━━━ Raw data ━━━
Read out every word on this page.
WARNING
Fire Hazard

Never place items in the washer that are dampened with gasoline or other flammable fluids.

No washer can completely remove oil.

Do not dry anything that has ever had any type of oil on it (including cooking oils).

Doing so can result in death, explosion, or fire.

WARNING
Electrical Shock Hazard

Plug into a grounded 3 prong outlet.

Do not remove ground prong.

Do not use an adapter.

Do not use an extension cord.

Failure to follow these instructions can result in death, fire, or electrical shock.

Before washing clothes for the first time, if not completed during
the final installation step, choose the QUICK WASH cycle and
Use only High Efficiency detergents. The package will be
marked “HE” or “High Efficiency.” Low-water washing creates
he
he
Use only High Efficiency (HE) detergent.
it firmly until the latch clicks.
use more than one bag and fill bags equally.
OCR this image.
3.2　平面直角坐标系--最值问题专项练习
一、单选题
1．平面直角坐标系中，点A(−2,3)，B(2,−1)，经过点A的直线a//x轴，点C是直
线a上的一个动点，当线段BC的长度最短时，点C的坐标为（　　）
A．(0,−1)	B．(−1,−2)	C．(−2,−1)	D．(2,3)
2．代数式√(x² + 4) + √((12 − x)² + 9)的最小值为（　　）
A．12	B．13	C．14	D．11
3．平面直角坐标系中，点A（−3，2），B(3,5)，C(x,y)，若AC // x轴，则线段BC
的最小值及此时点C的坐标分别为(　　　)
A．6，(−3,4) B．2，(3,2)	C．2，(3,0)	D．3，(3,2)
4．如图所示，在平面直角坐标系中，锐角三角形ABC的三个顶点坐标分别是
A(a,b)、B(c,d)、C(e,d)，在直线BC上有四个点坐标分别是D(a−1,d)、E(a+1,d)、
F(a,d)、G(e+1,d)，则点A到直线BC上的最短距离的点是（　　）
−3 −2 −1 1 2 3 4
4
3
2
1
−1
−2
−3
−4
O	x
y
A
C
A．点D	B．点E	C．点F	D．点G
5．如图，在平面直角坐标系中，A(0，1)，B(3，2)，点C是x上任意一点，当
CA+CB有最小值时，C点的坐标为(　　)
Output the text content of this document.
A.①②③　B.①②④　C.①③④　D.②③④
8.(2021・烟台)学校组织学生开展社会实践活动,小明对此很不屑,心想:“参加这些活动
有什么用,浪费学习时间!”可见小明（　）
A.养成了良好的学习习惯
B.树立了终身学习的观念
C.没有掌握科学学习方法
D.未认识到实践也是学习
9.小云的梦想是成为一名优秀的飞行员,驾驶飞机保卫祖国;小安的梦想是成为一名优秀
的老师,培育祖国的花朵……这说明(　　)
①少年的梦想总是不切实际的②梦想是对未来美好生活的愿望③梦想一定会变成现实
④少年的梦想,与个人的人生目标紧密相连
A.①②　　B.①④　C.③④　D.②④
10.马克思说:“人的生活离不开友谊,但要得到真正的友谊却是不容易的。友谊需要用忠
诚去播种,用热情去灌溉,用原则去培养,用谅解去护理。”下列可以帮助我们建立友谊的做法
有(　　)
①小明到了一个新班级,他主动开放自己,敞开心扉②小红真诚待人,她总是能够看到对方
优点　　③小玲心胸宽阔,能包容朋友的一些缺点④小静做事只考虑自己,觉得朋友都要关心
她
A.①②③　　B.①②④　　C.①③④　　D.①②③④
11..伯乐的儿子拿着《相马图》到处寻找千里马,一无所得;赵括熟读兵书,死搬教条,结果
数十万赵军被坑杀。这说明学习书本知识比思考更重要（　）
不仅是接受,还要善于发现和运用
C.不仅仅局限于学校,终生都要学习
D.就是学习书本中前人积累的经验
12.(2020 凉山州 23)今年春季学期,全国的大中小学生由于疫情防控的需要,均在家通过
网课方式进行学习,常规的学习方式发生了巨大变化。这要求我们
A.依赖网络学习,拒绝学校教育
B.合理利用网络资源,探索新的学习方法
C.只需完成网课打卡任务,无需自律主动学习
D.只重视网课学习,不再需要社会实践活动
━━━
→ **To do**
The records above should be returned exactly.

→ **Complete response**
Read out every word on this page.
WARNING
Fire Hazard

Never place items in the washer that are dampened with gasoline or other flammable fluids.

No washer can completely remove oil.

Do not dry anything that has ever had any type of oil on it (including cooking oils).

Doing so can result in death, explosion, or fire.

WARNING
Electrical Shock Hazard

Plug into a grounded 3 prong outlet.

Do not remove ground prong.

Do not use an adapter.

Do not use an extension cord.

Failure to follow these instructions can result in death, fire, or electrical shock.

Before washing clothes for the first time, if not completed during
the final installation step, choose the QUICK WASH cycle and
Use only High Efficiency detergents. The package will be
marked “HE” or “High Efficiency.” Low-water washing creates
he
he
Use only High Efficiency (HE) detergent.
it firmly until the latch clicks.
use more than one bag and fill bags equally.
OCR this image.
3.2　平面直角坐标系--最值问题专项练习
一、单选题
1．平面直角坐标系中，点A(−2,3)，B(2,−1)，经过点A的直线a//x轴，点C是直
线a上的一个动点，当线段BC的长度最短时，点C的坐标为（　　）
A．(0,−1)	B．(−1,−2)	C．(−2,−1)	D．(2,3)
2．代数式√(x² + 4) + √((12 − x)² + 9)的最小值为（　　）
A．12	B．13	C．14	D．11
3．平面直角坐标系中，点A（−3，2），B(3,5)，C(x,y)，若AC // x轴，则线段BC
的最小值及此时点C的坐标分别为(　　　)
A．6，(−3,4) B．2，(3,2)	C．2，(3,0)	D．3，(3,2)
4．如图所示，在平面直角坐标系中，锐角三角形ABC的三个顶点坐标分别是
A(a,b)、B(c,d)、C(e,d)，在直线BC上有四个点坐标分别是D(a−1,d)、E(a+1,d)、
F(a,d)、G(e+1,d)，则点A到直线BC上的最短距离的点是（　　）
−3 −2 −1 1 2 3 4
4
3
2
1
−1
−2
−3
−4
O	x
y
A
C
A．点D	B．点E	C．点F	D．点G
5．如图，在平面直角坐标系中，A(0，1)，B(3，2)，点C是x上任意一点，当
CA+CB有最小值时，C点的坐标为(　　)
Output the text content of this document.
A.①②③　B.①②④　C.①③④　D.②③④
8.(2021・烟台)学校组织学生开展社会实践活动,小明对此很不屑,心想:“参加这些活动
有什么用,浪费学习时间!”可见小明（　）
A.养成了良好的学习习惯
B.树立了终身学习的观念
C.没有掌握科学学习方法
D.未认识到实践也是学习
9.小云的梦想是成为一名优秀的飞行员,驾驶飞机保卫祖国;小安的梦想是成为一名优秀
的老师,培育祖国的花朵……这说明(　　)
①少年的梦想总是不切实际的②梦想是对未来美好生活的愿望③梦想一定会变成现实
④少年的梦想,与个人的人生目标紧密相连
A.①②　　B.①④　C.③④　D.②④
10.马克思说:“人的生活离不开友谊,但要得到真正的友谊却是不容易的。友谊需要用忠
诚去播种,用热情去灌溉,用原则去培养,用谅解去护理。”下列可以帮助我们建立友谊的做法
有(　　)
①小明到了一个新班级,他主动开放自己,敞开心扉②小红真诚待人,她总是能够看到对方
优点　　③小玲心胸宽阔,能包容朋友的一些缺点④小静做事只考虑自己,觉得朋友都要关心
她
A.①②③　　B.①②④　　C.①③④　　D.①②③④
11..伯乐的儿子拿着《相马图》到处寻找千里马,一无所得;赵括熟读兵书,死搬教条,结果
数十万赵军被坑杀。这说明学习书本知识比思考更重要（　）
不仅是接受,还要善于发现和运用
C.不仅仅局限于学校,终生都要学习
D.就是学习书本中前人积累的经验
12.(2020 凉山州 23)今年春季学期,全国的大中小学生由于疫情防控的需要,均在家通过
网课方式进行学习,常规的学习方式发生了巨大变化。这要求我们
A.依赖网络学习,拒绝学校教育
B.合理利用网络资源,探索新的学习方法
C.只需完成网课打卡任务,无需自律主动学习
D.只重视网课学习,不再需要社会实践活动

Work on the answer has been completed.